begin Task data

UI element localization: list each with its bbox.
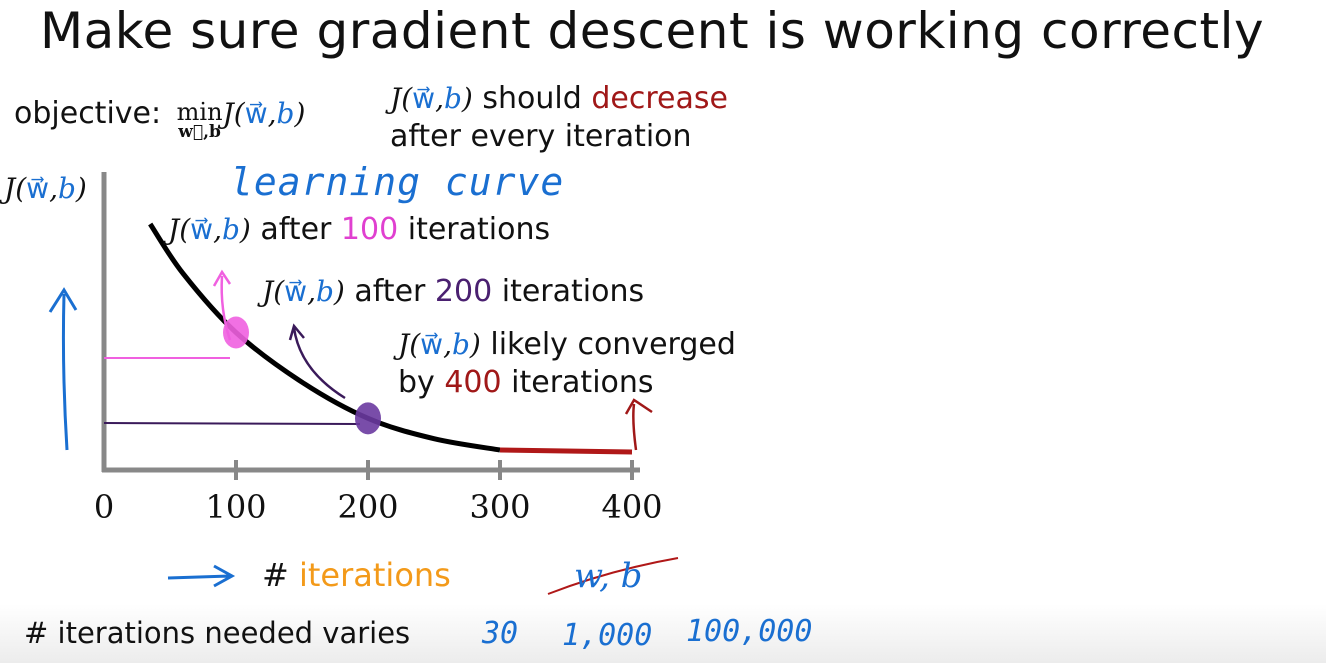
page-title: Make sure gradient descent is working co… (40, 2, 1265, 60)
bottom-bar (0, 604, 1326, 663)
marker-100 (223, 316, 249, 349)
varies-value-30: 30 (482, 616, 519, 651)
strike-line (547, 557, 679, 595)
x-tick-label-300: 300 (469, 488, 531, 526)
x-tick-label-100: 100 (205, 488, 267, 526)
min-operator: min w⃗,b (177, 100, 223, 141)
objective-expression: objective: min w⃗,b J(w⃗,b) (14, 96, 305, 141)
marker-200 (355, 402, 381, 435)
learning-curve-label: learning curve (230, 160, 565, 204)
crossed-out-wb: w, b (574, 556, 643, 596)
note-should: should (482, 81, 582, 116)
arrow-200 (288, 323, 346, 400)
arrow-400 (624, 398, 653, 451)
objective-cost: J(w⃗,b) (222, 97, 306, 130)
annotation-400-number: 400 (444, 365, 502, 400)
cost-curve (148, 222, 501, 453)
x-tick-label-400: 400 (601, 488, 663, 526)
note-decrease: decrease (591, 81, 728, 116)
iterations-varies-label: # iterations needed varies (24, 616, 411, 650)
x-tick-label-200: 200 (337, 488, 399, 526)
x-axis-word: iterations (298, 556, 451, 594)
x-axis-label: # iterations (262, 556, 451, 594)
objective-label: objective: (14, 96, 162, 131)
decrease-note: J(w⃗,b) should decrease after every iter… (390, 80, 728, 156)
guide-line-200 (103, 422, 361, 425)
note-line2: after every iteration (390, 119, 692, 154)
annotation-100: J(w⃗,b) after 100 iterations (168, 212, 551, 247)
x-right-arrow (167, 564, 236, 588)
annotation-100-number: 100 (340, 212, 399, 247)
annotation-400: J(w⃗,b) likely converged by 400 iteratio… (398, 327, 736, 400)
note-cost: J(w⃗,b) (390, 82, 473, 115)
x-tick-label-0: 0 (93, 488, 115, 526)
annotation-200-number: 200 (434, 274, 493, 309)
y-up-arrow (48, 287, 78, 451)
arrow-100 (212, 269, 232, 341)
varies-value-1000: 1,000 (562, 618, 653, 653)
converged-segment (499, 447, 633, 455)
min-word: min (176, 98, 223, 126)
min-subscript: w⃗,b (178, 122, 221, 142)
varies-value-100000: 100,000 (686, 614, 813, 649)
y-axis-label: J(w⃗,b) (4, 172, 87, 205)
annotation-200: J(w⃗,b) after 200 iterations (262, 274, 645, 309)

end Task data

§ **Goal**: Put every line of the entries above into a numbered list. Skip blank lines and leave the picture out.

§ **Answer to the task**:
1. UI element localization: list each with its bbox.
2. page-title: Make sure gradient descent is working co… (40, 2, 1265, 60)
3. bottom-bar (0, 604, 1326, 663)
4. marker-100 (223, 316, 249, 349)
5. varies-value-30: 30 (482, 616, 519, 651)
6. strike-line (547, 557, 679, 595)
7. x-tick-label-300: 300 (469, 488, 531, 526)
8. x-tick-label-100: 100 (205, 488, 267, 526)
9. min-operator: min w⃗,b (177, 100, 223, 141)
10. objective-expression: objective: min w⃗,b J(w⃗,b) (14, 96, 305, 141)
11. marker-200 (355, 402, 381, 435)
12. learning-curve-label: learning curve (230, 160, 565, 204)
13. crossed-out-wb: w, b (574, 556, 643, 596)
14. note-should: should (482, 81, 582, 116)
15. arrow-200 (288, 323, 346, 400)
16. arrow-400 (624, 398, 653, 451)
17. objective-cost: J(w⃗,b) (222, 97, 306, 130)
18. annotation-400-number: 400 (444, 365, 502, 400)
19. cost-curve (148, 222, 501, 453)
20. x-tick-label-400: 400 (601, 488, 663, 526)
21. note-decrease: decrease (591, 81, 728, 116)
22. iterations-varies-label: # iterations needed varies (24, 616, 411, 650)
23. x-tick-label-200: 200 (337, 488, 399, 526)
24. x-axis-word: iterations (298, 556, 451, 594)
25. x-axis-label: # iterations (262, 556, 451, 594)
26. objective-label: objective: (14, 96, 162, 131)
27. decrease-note: J(w⃗,b) should decrease after every iter… (390, 80, 728, 156)
28. guide-line-200 (103, 422, 361, 425)
29. note-line2: after every iteration (390, 119, 692, 154)
30. annotation-100: J(w⃗,b) after 100 iterations (168, 212, 551, 247)
31. x-right-arrow (167, 564, 236, 588)
32. annotation-100-number: 100 (340, 212, 399, 247)
33. annotation-400: J(w⃗,b) likely converged by 400 iteratio… (398, 327, 736, 400)
34. note-cost: J(w⃗,b) (390, 82, 473, 115)
35. x-tick-label-0: 0 (93, 488, 115, 526)
36. annotation-200-number: 200 (434, 274, 493, 309)
37. y-up-arrow (48, 287, 78, 451)
38. arrow-100 (212, 269, 232, 341)
39. varies-value-1000: 1,000 (562, 618, 653, 653)
40. converged-segment (499, 447, 633, 455)
41. min-word: min (176, 98, 223, 126)
42. min-subscript: w⃗,b (178, 122, 221, 142)
43. varies-value-100000: 100,000 (686, 614, 813, 649)
44. y-axis-label: J(w⃗,b) (4, 172, 87, 205)
45. annotation-200: J(w⃗,b) after 200 iterations (262, 274, 645, 309)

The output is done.